Scan the listing below for the word "tyto" and state how many lines hold it. Write nothing but the number.

● **Supplied material**
####

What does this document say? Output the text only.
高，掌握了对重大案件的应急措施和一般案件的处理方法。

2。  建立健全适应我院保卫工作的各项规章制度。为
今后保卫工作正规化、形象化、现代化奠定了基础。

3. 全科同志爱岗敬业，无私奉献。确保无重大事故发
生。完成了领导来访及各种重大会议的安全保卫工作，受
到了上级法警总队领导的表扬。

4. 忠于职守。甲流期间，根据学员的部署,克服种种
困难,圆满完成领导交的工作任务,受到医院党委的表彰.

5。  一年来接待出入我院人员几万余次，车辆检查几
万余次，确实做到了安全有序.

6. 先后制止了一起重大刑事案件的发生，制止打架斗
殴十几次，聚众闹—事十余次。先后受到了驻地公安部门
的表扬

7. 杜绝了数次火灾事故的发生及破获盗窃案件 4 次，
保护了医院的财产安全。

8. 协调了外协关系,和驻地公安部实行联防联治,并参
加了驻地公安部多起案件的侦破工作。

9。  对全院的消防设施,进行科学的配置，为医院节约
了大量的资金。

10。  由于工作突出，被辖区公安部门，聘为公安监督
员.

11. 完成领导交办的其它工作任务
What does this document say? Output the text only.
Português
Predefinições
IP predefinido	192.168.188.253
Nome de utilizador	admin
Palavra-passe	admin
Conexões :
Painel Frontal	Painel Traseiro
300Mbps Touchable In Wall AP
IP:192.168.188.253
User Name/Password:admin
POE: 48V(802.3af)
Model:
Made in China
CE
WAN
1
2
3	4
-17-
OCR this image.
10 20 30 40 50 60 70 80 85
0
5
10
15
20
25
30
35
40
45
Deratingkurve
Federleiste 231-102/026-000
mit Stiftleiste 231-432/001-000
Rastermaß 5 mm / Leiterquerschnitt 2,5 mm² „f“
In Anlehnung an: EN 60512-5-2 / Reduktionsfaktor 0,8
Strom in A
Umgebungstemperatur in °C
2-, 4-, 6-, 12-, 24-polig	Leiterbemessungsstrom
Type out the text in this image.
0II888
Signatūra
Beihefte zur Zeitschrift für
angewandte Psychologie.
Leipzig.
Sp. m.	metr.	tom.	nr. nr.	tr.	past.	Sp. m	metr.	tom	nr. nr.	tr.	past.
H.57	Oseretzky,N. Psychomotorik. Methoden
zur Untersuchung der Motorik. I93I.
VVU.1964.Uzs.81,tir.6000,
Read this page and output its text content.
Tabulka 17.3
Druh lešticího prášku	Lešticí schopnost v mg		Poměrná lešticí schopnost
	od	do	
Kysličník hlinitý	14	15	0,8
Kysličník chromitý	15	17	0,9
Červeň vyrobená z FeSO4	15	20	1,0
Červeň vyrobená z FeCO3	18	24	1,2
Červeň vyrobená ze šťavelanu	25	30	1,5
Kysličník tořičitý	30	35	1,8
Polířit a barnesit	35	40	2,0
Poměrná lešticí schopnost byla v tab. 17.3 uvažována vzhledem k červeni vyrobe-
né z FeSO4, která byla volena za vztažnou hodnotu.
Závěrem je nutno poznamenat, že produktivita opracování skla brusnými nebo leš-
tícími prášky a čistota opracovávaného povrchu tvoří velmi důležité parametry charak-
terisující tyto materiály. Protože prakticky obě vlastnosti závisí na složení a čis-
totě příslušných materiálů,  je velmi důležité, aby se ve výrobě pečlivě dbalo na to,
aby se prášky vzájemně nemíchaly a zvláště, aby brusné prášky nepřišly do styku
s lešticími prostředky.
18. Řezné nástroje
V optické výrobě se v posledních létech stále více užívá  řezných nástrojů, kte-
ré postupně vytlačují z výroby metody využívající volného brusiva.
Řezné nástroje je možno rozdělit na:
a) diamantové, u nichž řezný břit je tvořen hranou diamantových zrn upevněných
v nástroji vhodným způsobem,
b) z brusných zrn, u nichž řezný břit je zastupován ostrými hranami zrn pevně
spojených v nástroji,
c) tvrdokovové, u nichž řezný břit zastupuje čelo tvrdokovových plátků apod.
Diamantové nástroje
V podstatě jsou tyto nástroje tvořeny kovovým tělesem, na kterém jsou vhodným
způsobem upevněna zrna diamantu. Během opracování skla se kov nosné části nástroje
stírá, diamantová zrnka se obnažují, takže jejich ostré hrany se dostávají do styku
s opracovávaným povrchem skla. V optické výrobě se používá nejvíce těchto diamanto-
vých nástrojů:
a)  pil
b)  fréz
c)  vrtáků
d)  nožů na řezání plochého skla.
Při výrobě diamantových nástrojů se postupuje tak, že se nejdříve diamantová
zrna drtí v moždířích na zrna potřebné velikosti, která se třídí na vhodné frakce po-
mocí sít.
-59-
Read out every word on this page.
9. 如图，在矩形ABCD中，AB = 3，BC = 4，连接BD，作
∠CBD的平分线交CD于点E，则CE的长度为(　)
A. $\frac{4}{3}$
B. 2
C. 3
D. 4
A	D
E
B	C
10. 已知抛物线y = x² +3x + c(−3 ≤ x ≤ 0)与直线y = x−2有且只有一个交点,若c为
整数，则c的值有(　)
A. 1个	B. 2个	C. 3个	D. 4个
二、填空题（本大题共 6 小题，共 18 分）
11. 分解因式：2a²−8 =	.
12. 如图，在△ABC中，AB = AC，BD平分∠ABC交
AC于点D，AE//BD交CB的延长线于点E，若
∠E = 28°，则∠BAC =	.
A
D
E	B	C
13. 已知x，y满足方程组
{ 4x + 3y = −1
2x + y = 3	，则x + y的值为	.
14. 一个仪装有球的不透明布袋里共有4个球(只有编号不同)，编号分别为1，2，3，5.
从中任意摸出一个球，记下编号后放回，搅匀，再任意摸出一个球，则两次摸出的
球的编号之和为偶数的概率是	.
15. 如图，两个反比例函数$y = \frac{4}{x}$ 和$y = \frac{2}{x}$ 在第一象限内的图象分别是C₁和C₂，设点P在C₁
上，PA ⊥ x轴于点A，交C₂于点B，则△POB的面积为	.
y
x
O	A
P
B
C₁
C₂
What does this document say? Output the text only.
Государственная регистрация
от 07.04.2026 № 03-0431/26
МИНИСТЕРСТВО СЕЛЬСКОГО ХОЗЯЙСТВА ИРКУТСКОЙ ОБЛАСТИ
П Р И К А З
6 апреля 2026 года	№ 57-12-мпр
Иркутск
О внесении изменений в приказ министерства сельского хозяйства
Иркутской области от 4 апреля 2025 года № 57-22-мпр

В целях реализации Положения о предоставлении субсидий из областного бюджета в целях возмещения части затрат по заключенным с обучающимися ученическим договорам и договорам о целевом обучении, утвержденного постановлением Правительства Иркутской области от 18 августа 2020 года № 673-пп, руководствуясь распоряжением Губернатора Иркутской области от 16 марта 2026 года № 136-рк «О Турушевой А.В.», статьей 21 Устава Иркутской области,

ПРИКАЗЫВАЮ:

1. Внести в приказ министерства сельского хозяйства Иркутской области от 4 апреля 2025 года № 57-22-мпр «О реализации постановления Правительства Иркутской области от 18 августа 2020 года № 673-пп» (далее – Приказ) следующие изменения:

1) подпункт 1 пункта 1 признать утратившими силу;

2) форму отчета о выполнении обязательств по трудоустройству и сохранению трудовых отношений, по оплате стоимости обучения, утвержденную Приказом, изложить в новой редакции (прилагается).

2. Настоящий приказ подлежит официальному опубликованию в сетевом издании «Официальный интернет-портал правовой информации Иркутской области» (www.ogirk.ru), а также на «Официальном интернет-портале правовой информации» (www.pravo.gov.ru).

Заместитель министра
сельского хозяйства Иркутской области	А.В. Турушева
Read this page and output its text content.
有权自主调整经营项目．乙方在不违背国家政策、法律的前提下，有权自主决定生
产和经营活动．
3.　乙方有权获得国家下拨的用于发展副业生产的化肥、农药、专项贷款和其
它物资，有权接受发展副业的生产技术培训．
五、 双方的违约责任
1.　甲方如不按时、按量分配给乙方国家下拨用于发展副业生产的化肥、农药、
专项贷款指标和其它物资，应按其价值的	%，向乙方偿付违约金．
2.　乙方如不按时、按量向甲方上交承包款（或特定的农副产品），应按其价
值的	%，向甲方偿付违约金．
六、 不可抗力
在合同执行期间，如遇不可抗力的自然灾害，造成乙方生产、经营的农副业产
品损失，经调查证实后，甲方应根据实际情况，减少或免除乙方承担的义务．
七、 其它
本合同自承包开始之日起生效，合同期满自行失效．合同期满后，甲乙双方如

####

● **Right answer**
2